[Rows from a dataset]
▬▬▬▬▬▬▬▬▬▬
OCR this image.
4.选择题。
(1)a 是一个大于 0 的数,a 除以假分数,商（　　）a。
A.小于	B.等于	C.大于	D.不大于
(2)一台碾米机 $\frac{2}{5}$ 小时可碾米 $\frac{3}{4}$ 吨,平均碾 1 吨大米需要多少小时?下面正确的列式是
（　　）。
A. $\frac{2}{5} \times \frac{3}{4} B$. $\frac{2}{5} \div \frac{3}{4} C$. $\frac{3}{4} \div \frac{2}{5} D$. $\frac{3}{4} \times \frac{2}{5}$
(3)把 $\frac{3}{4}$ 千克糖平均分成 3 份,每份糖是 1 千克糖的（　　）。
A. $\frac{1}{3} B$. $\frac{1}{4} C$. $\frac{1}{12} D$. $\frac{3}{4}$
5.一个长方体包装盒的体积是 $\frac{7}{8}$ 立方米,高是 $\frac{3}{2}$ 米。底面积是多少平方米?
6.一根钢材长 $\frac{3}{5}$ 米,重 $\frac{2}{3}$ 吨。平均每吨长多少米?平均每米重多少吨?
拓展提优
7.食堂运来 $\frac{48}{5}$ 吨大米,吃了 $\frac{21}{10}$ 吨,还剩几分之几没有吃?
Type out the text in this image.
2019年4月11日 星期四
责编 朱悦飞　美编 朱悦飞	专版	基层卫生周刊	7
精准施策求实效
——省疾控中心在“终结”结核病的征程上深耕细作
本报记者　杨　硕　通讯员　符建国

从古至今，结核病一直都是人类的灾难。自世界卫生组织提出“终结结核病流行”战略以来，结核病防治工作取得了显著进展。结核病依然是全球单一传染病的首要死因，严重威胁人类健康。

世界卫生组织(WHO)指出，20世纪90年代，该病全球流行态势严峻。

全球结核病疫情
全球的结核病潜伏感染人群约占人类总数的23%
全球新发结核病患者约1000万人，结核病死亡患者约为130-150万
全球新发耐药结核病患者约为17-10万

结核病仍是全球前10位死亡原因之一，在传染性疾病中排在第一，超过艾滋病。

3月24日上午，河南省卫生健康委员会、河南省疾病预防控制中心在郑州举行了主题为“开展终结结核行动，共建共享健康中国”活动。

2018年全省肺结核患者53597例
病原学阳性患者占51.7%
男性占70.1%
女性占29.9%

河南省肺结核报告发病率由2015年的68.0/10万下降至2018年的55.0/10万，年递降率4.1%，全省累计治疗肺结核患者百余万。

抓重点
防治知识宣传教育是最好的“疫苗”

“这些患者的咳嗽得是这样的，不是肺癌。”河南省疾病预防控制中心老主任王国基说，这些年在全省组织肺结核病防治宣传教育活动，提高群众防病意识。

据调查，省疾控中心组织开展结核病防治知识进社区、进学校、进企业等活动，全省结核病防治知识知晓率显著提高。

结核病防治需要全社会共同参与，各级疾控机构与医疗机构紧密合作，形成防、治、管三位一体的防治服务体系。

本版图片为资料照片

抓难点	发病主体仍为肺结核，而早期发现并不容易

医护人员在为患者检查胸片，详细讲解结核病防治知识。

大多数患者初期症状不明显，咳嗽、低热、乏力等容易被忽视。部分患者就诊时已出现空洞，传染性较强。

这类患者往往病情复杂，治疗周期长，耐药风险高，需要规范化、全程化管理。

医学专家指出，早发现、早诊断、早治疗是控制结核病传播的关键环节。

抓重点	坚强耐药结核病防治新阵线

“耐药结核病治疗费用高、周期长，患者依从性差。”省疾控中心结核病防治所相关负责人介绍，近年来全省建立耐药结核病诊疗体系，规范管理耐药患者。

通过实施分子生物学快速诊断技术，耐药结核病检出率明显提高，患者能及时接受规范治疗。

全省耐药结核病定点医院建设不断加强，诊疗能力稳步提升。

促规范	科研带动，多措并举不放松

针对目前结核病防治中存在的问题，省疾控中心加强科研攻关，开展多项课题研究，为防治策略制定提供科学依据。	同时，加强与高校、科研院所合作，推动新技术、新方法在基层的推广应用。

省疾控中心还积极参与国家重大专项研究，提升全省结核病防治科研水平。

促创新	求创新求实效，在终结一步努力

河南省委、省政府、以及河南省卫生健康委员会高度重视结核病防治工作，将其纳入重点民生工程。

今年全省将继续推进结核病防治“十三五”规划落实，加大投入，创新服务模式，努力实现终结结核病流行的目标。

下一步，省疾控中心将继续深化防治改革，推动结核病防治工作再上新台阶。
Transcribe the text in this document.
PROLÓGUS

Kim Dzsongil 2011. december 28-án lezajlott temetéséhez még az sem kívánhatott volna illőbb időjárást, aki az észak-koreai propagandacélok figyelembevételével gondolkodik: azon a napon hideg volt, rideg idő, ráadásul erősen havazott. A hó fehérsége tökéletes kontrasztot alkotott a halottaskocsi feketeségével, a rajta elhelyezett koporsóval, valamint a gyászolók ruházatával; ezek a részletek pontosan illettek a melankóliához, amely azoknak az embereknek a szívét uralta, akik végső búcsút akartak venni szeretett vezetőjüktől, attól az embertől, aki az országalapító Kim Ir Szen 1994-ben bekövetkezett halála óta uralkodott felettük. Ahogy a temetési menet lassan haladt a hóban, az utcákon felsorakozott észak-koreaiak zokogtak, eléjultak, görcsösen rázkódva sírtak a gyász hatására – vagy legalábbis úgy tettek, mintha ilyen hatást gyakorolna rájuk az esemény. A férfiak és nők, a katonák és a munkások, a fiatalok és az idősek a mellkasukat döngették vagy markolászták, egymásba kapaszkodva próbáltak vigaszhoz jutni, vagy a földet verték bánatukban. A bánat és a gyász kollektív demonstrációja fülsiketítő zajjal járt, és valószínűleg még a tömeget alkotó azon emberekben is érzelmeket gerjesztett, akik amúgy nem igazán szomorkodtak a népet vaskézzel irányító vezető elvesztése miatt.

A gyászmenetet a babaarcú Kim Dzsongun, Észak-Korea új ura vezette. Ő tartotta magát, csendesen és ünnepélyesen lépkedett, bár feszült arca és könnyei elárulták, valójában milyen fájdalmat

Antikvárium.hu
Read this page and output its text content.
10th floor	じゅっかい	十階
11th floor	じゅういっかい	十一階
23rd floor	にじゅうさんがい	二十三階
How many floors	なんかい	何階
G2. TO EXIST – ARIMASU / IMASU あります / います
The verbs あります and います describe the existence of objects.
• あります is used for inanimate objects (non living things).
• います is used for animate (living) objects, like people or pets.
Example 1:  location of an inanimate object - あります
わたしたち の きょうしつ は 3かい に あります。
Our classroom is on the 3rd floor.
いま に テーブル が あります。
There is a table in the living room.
▬▬▬▬▬▬▬▬▬▬
THE PROBLEM -
Using the data above, print every record exactly as shown.

THE OUTPUT -
OCR this image.
4.选择题。
(1)a 是一个大于 0 的数,a 除以假分数,商（　　）a。
A.小于	B.等于	C.大于	D.不大于
(2)一台碾米机 $\frac{2}{5}$ 小时可碾米 $\frac{3}{4}$ 吨,平均碾 1 吨大米需要多少小时?下面正确的列式是
（　　）。
A. $\frac{2}{5} \times \frac{3}{4} B$. $\frac{2}{5} \div \frac{3}{4} C$. $\frac{3}{4} \div \frac{2}{5} D$. $\frac{3}{4} \times \frac{2}{5}$
(3)把 $\frac{3}{4}$ 千克糖平均分成 3 份,每份糖是 1 千克糖的（　　）。
A. $\frac{1}{3} B$. $\frac{1}{4} C$. $\frac{1}{12} D$. $\frac{3}{4}$
5.一个长方体包装盒的体积是 $\frac{7}{8}$ 立方米,高是 $\frac{3}{2}$ 米。底面积是多少平方米?
6.一根钢材长 $\frac{3}{5}$ 米,重 $\frac{2}{3}$ 吨。平均每吨长多少米?平均每米重多少吨?
拓展提优
7.食堂运来 $\frac{48}{5}$ 吨大米,吃了 $\frac{21}{10}$ 吨,还剩几分之几没有吃?
Type out the text in this image.
2019年4月11日 星期四
责编 朱悦飞　美编 朱悦飞	专版	基层卫生周刊	7
精准施策求实效
——省疾控中心在“终结”结核病的征程上深耕细作
本报记者　杨　硕　通讯员　符建国

从古至今，结核病一直都是人类的灾难。自世界卫生组织提出“终结结核病流行”战略以来，结核病防治工作取得了显著进展。结核病依然是全球单一传染病的首要死因，严重威胁人类健康。

世界卫生组织(WHO)指出，20世纪90年代，该病全球流行态势严峻。

全球结核病疫情
全球的结核病潜伏感染人群约占人类总数的23%
全球新发结核病患者约1000万人，结核病死亡患者约为130-150万
全球新发耐药结核病患者约为17-10万

结核病仍是全球前10位死亡原因之一，在传染性疾病中排在第一，超过艾滋病。

3月24日上午，河南省卫生健康委员会、河南省疾病预防控制中心在郑州举行了主题为“开展终结结核行动，共建共享健康中国”活动。

2018年全省肺结核患者53597例
病原学阳性患者占51.7%
男性占70.1%
女性占29.9%

河南省肺结核报告发病率由2015年的68.0/10万下降至2018年的55.0/10万，年递降率4.1%，全省累计治疗肺结核患者百余万。

抓重点
防治知识宣传教育是最好的“疫苗”

“这些患者的咳嗽得是这样的，不是肺癌。”河南省疾病预防控制中心老主任王国基说，这些年在全省组织肺结核病防治宣传教育活动，提高群众防病意识。

据调查，省疾控中心组织开展结核病防治知识进社区、进学校、进企业等活动，全省结核病防治知识知晓率显著提高。

结核病防治需要全社会共同参与，各级疾控机构与医疗机构紧密合作，形成防、治、管三位一体的防治服务体系。

本版图片为资料照片

抓难点	发病主体仍为肺结核，而早期发现并不容易

医护人员在为患者检查胸片，详细讲解结核病防治知识。

大多数患者初期症状不明显，咳嗽、低热、乏力等容易被忽视。部分患者就诊时已出现空洞，传染性较强。

这类患者往往病情复杂，治疗周期长，耐药风险高，需要规范化、全程化管理。

医学专家指出，早发现、早诊断、早治疗是控制结核病传播的关键环节。

抓重点	坚强耐药结核病防治新阵线

“耐药结核病治疗费用高、周期长，患者依从性差。”省疾控中心结核病防治所相关负责人介绍，近年来全省建立耐药结核病诊疗体系，规范管理耐药患者。

通过实施分子生物学快速诊断技术，耐药结核病检出率明显提高，患者能及时接受规范治疗。

全省耐药结核病定点医院建设不断加强，诊疗能力稳步提升。

促规范	科研带动，多措并举不放松

针对目前结核病防治中存在的问题，省疾控中心加强科研攻关，开展多项课题研究，为防治策略制定提供科学依据。	同时，加强与高校、科研院所合作，推动新技术、新方法在基层的推广应用。

省疾控中心还积极参与国家重大专项研究，提升全省结核病防治科研水平。

促创新	求创新求实效，在终结一步努力

河南省委、省政府、以及河南省卫生健康委员会高度重视结核病防治工作，将其纳入重点民生工程。

今年全省将继续推进结核病防治“十三五”规划落实，加大投入，创新服务模式，努力实现终结结核病流行的目标。

下一步，省疾控中心将继续深化防治改革，推动结核病防治工作再上新台阶。
Transcribe the text in this document.
PROLÓGUS

Kim Dzsongil 2011. december 28-án lezajlott temetéséhez még az sem kívánhatott volna illőbb időjárást, aki az észak-koreai propagandacélok figyelembevételével gondolkodik: azon a napon hideg volt, rideg idő, ráadásul erősen havazott. A hó fehérsége tökéletes kontrasztot alkotott a halottaskocsi feketeségével, a rajta elhelyezett koporsóval, valamint a gyászolók ruházatával; ezek a részletek pontosan illettek a melankóliához, amely azoknak az embereknek a szívét uralta, akik végső búcsút akartak venni szeretett vezetőjüktől, attól az embertől, aki az országalapító Kim Ir Szen 1994-ben bekövetkezett halála óta uralkodott felettük. Ahogy a temetési menet lassan haladt a hóban, az utcákon felsorakozott észak-koreaiak zokogtak, eléjultak, görcsösen rázkódva sírtak a gyász hatására – vagy legalábbis úgy tettek, mintha ilyen hatást gyakorolna rájuk az esemény. A férfiak és nők, a katonák és a munkások, a fiatalok és az idősek a mellkasukat döngették vagy markolászták, egymásba kapaszkodva próbáltak vigaszhoz jutni, vagy a földet verték bánatukban. A bánat és a gyász kollektív demonstrációja fülsiketítő zajjal járt, és valószínűleg még a tömeget alkotó azon emberekben is érzelmeket gerjesztett, akik amúgy nem igazán szomorkodtak a népet vaskézzel irányító vezető elvesztése miatt.

A gyászmenetet a babaarcú Kim Dzsongun, Észak-Korea új ura vezette. Ő tartotta magát, csendesen és ünnepélyesen lépkedett, bár feszült arca és könnyei elárulták, valójában milyen fájdalmat

Antikvárium.hu
Read this page and output its text content.
10th floor	じゅっかい	十階
11th floor	じゅういっかい	十一階
23rd floor	にじゅうさんがい	二十三階
How many floors	なんかい	何階
G2. TO EXIST – ARIMASU / IMASU あります / います
The verbs あります and います describe the existence of objects.
• あります is used for inanimate objects (non living things).
• います is used for animate (living) objects, like people or pets.
Example 1:  location of an inanimate object - あります
わたしたち の きょうしつ は 3かい に あります。
Our classroom is on the 3rd floor.
いま に テーブル が あります。
There is a table in the living room.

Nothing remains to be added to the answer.